BEGIN ROWS

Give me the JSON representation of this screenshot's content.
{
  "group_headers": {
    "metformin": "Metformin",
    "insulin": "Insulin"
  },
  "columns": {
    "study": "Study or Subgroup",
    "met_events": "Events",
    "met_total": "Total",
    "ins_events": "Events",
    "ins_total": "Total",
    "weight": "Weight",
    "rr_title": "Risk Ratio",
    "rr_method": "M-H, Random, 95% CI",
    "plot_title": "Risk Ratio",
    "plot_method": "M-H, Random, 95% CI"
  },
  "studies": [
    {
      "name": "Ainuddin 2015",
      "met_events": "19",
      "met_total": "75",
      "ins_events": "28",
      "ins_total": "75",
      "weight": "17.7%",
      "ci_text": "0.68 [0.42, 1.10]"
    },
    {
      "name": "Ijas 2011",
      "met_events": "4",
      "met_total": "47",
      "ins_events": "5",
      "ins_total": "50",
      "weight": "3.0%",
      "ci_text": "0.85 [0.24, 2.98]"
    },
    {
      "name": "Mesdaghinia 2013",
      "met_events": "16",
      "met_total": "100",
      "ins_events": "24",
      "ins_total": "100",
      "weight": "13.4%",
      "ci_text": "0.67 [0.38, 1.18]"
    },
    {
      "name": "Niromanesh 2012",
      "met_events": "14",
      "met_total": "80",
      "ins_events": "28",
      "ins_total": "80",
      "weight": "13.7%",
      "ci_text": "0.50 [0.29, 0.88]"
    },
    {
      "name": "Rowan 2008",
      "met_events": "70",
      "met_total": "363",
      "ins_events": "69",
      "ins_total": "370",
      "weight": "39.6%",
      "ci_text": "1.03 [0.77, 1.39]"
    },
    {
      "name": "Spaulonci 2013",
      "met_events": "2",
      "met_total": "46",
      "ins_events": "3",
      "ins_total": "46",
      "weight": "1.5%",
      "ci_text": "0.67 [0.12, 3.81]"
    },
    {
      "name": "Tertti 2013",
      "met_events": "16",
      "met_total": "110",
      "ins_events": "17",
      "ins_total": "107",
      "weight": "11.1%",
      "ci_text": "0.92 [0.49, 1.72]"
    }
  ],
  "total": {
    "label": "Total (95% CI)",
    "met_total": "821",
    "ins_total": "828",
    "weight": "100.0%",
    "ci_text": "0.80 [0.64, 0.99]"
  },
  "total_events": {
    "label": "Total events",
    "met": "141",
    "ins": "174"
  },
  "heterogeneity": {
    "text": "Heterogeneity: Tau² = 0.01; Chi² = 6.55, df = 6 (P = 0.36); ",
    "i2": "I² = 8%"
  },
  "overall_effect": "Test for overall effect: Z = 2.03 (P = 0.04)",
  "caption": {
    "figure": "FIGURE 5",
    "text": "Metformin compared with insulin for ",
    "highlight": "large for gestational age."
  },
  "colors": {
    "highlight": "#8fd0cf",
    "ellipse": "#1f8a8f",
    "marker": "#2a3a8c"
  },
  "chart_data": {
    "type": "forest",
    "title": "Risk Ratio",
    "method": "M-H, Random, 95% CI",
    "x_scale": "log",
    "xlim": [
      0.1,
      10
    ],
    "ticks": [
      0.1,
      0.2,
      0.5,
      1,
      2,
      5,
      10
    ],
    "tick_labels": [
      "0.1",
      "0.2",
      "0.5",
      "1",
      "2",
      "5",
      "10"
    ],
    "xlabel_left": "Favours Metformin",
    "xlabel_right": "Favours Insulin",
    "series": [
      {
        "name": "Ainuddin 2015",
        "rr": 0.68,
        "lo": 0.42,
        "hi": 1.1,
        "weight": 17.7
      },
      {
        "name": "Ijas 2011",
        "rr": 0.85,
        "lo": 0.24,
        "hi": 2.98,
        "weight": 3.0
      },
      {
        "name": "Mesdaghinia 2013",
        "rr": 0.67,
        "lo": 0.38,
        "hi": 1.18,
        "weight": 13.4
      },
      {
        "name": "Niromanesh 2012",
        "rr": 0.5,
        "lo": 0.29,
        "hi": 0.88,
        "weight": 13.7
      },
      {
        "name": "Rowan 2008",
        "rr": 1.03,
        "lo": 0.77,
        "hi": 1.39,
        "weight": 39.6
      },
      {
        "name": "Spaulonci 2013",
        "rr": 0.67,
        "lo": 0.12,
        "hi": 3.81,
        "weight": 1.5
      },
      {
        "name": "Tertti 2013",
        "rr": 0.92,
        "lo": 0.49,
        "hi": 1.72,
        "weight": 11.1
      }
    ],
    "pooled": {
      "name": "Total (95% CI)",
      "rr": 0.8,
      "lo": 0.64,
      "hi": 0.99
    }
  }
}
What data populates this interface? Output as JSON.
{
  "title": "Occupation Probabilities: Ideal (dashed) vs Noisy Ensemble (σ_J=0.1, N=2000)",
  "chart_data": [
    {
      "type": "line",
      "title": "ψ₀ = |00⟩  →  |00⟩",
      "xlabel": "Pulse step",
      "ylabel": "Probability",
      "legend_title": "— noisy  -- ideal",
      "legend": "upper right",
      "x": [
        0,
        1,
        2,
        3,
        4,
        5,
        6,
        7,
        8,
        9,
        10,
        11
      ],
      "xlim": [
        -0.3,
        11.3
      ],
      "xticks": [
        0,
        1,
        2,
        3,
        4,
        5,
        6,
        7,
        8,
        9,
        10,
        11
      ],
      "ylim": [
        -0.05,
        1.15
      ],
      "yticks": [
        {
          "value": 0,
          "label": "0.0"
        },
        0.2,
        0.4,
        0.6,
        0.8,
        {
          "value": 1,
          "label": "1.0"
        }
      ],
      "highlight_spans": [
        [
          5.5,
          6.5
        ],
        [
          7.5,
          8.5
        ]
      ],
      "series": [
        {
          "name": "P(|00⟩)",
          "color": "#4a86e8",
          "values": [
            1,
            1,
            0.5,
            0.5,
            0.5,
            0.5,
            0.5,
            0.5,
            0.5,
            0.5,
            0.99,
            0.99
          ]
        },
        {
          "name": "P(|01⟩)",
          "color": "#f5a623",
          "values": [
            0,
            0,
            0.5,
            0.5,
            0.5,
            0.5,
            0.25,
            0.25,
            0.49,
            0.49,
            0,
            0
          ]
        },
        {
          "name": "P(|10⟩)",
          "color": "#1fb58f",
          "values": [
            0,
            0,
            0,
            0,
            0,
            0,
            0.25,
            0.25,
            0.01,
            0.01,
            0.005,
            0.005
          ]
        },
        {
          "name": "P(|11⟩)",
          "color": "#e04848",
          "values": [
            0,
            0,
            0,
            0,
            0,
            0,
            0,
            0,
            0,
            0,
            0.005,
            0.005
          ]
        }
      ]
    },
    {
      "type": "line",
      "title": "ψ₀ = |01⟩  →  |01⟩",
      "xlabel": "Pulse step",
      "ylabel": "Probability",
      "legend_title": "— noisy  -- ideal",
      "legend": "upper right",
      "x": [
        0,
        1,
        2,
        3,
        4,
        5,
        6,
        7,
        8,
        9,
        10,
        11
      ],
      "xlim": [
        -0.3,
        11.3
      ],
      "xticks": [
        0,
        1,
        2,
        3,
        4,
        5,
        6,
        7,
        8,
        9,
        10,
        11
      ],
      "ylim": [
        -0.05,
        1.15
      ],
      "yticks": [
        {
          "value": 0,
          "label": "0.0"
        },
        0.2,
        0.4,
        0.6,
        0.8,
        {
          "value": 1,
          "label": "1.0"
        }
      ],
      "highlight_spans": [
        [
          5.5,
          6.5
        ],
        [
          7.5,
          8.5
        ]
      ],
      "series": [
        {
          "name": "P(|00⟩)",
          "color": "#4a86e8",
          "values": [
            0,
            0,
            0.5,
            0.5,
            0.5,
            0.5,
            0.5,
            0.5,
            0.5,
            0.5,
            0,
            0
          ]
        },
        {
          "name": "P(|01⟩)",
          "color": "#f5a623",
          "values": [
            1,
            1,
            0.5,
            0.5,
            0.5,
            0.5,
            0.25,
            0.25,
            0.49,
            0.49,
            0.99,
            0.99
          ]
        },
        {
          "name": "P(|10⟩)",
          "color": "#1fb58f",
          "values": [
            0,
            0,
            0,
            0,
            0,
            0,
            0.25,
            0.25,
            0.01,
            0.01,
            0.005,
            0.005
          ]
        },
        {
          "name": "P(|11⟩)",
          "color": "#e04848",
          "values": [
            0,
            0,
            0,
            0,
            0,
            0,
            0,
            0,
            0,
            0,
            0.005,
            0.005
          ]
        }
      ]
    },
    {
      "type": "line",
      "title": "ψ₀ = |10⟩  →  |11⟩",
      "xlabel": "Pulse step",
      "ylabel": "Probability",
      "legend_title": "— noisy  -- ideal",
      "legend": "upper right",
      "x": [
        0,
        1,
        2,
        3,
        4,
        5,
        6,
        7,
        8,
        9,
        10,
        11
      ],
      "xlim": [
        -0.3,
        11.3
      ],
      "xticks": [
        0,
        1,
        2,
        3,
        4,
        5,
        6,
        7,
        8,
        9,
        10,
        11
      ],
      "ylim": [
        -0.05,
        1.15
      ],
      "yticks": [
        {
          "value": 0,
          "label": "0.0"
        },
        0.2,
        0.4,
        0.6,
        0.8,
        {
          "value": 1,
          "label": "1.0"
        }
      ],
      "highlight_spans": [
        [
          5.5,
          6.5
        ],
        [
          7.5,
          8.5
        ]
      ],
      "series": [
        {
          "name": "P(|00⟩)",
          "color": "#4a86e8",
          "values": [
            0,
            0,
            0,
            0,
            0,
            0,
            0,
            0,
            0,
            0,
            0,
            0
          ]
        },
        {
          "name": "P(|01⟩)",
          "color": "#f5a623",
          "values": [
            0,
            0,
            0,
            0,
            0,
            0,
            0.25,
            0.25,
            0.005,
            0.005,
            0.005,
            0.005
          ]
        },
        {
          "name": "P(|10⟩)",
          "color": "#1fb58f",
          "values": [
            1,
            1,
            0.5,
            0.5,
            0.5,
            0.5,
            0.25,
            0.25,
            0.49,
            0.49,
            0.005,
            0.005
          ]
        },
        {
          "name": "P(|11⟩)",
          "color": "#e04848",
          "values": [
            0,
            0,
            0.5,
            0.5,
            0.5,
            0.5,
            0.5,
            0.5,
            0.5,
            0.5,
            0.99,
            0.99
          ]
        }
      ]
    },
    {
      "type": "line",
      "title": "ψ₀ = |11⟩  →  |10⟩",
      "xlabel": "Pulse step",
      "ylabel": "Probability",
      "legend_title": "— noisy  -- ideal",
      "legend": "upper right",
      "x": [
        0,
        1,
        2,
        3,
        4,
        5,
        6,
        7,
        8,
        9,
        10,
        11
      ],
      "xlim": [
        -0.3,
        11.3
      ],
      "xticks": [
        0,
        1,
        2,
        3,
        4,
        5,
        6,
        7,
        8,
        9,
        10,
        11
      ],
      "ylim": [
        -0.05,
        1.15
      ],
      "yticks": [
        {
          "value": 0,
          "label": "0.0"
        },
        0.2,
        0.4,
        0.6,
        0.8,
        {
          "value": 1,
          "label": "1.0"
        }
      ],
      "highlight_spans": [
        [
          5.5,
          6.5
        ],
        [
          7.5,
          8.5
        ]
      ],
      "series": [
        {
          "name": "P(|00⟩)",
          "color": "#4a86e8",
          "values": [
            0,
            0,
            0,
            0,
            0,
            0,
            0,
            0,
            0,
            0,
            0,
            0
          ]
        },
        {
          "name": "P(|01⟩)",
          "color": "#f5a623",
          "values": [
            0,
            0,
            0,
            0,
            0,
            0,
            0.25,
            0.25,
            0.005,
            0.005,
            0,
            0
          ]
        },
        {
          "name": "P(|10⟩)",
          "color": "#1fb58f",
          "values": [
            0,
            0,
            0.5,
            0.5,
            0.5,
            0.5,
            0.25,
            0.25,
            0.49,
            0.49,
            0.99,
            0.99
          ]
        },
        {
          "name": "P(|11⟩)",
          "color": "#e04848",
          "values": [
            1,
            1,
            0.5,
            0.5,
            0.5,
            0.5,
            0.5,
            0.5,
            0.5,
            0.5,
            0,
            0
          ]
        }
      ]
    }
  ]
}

END ROWS

* _TASK REQUIREMENTS_: Copy out each line of the records that holds the string "this".

* _SOLUTION TO THE EXERCISE_:
Give me the JSON representation of this screenshot's content.
What data populates this interface? Output as JSON.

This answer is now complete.